* **ITEMS**

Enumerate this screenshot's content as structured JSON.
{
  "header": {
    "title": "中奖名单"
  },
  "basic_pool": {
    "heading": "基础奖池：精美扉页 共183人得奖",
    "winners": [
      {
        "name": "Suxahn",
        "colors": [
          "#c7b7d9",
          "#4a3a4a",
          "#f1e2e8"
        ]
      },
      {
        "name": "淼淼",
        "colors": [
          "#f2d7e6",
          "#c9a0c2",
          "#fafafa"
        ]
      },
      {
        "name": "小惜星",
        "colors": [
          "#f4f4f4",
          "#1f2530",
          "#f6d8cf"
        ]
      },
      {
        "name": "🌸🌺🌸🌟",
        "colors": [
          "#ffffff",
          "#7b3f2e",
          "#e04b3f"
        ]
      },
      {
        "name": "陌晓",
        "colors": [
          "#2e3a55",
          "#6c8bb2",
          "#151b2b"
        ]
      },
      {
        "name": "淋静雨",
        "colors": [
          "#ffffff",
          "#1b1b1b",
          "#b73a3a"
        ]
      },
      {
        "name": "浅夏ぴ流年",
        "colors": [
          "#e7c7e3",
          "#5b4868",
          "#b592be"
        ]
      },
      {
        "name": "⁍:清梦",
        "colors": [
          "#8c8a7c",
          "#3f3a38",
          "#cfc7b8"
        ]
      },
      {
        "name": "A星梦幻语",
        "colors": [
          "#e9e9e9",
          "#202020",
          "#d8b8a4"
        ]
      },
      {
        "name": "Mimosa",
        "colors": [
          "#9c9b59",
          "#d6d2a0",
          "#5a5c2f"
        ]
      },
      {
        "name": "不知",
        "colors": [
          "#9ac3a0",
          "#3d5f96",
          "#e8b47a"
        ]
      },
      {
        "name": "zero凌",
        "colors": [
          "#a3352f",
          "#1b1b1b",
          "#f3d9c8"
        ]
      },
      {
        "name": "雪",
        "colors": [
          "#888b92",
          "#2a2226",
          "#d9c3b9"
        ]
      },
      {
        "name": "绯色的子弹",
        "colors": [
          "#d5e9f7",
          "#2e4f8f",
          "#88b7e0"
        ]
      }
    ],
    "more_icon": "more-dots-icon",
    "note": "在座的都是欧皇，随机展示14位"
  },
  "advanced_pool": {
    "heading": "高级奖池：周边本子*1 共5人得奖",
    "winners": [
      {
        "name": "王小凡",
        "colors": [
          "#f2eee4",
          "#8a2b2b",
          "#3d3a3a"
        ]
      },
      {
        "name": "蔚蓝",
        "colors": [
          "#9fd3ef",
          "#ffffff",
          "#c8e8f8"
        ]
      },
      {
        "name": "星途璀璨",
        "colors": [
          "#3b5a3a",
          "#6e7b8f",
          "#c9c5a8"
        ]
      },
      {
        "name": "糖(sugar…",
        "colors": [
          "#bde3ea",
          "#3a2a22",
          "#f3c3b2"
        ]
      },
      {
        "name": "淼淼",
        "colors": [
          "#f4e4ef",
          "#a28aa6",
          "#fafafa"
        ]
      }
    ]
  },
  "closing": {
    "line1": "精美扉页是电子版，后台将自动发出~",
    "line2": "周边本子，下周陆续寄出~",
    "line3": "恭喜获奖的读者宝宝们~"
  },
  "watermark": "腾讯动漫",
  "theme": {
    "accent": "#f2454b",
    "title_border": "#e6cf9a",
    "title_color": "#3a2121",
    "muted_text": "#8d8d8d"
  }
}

* **PROBLEM TO WORK ON**
Reproduce each record shown above without altering a single word.

* **FULL OUTPUT**
Enumerate this screenshot's content as structured JSON.
{
  "header": {
    "title": "中奖名单"
  },
  "basic_pool": {
    "heading": "基础奖池：精美扉页 共183人得奖",
    "winners": [
      {
        "name": "Suxahn",
        "colors": [
          "#c7b7d9",
          "#4a3a4a",
          "#f1e2e8"
        ]
      },
      {
        "name": "淼淼",
        "colors": [
          "#f2d7e6",
          "#c9a0c2",
          "#fafafa"
        ]
      },
      {
        "name": "小惜星",
        "colors": [
          "#f4f4f4",
          "#1f2530",
          "#f6d8cf"
        ]
      },
      {
        "name": "🌸🌺🌸🌟",
        "colors": [
          "#ffffff",
          "#7b3f2e",
          "#e04b3f"
        ]
      },
      {
        "name": "陌晓",
        "colors": [
          "#2e3a55",
          "#6c8bb2",
          "#151b2b"
        ]
      },
      {
        "name": "淋静雨",
        "colors": [
          "#ffffff",
          "#1b1b1b",
          "#b73a3a"
        ]
      },
      {
        "name": "浅夏ぴ流年",
        "colors": [
          "#e7c7e3",
          "#5b4868",
          "#b592be"
        ]
      },
      {
        "name": "⁍:清梦",
        "colors": [
          "#8c8a7c",
          "#3f3a38",
          "#cfc7b8"
        ]
      },
      {
        "name": "A星梦幻语",
        "colors": [
          "#e9e9e9",
          "#202020",
          "#d8b8a4"
        ]
      },
      {
        "name": "Mimosa",
        "colors": [
          "#9c9b59",
          "#d6d2a0",
          "#5a5c2f"
        ]
      },
      {
        "name": "不知",
        "colors": [
          "#9ac3a0",
          "#3d5f96",
          "#e8b47a"
        ]
      },
      {
        "name": "zero凌",
        "colors": [
          "#a3352f",
          "#1b1b1b",
          "#f3d9c8"
        ]
      },
      {
        "name": "雪",
        "colors": [
          "#888b92",
          "#2a2226",
          "#d9c3b9"
        ]
      },
      {
        "name": "绯色的子弹",
        "colors": [
          "#d5e9f7",
          "#2e4f8f",
          "#88b7e0"
        ]
      }
    ],
    "more_icon": "more-dots-icon",
    "note": "在座的都是欧皇，随机展示14位"
  },
  "advanced_pool": {
    "heading": "高级奖池：周边本子*1 共5人得奖",
    "winners": [
      {
        "name": "王小凡",
        "colors": [
          "#f2eee4",
          "#8a2b2b",
          "#3d3a3a"
        ]
      },
      {
        "name": "蔚蓝",
        "colors": [
          "#9fd3ef",
          "#ffffff",
          "#c8e8f8"
        ]
      },
      {
        "name": "星途璀璨",
        "colors": [
          "#3b5a3a",
          "#6e7b8f",
          "#c9c5a8"
        ]
      },
      {
        "name": "糖(sugar…",
        "colors": [
          "#bde3ea",
          "#3a2a22",
          "#f3c3b2"
        ]
      },
      {
        "name": "淼淼",
        "colors": [
          "#f4e4ef",
          "#a28aa6",
          "#fafafa"
        ]
      }
    ]
  },
  "closing": {
    "line1": "精美扉页是电子版，后台将自动发出~",
    "line2": "周边本子，下周陆续寄出~",
    "line3": "恭喜获奖的读者宝宝们~"
  },
  "watermark": "腾讯动漫",
  "theme": {
    "accent": "#f2454b",
    "title_border": "#e6cf9a",
    "title_color": "#3a2121",
    "muted_text": "#8d8d8d"
  }
}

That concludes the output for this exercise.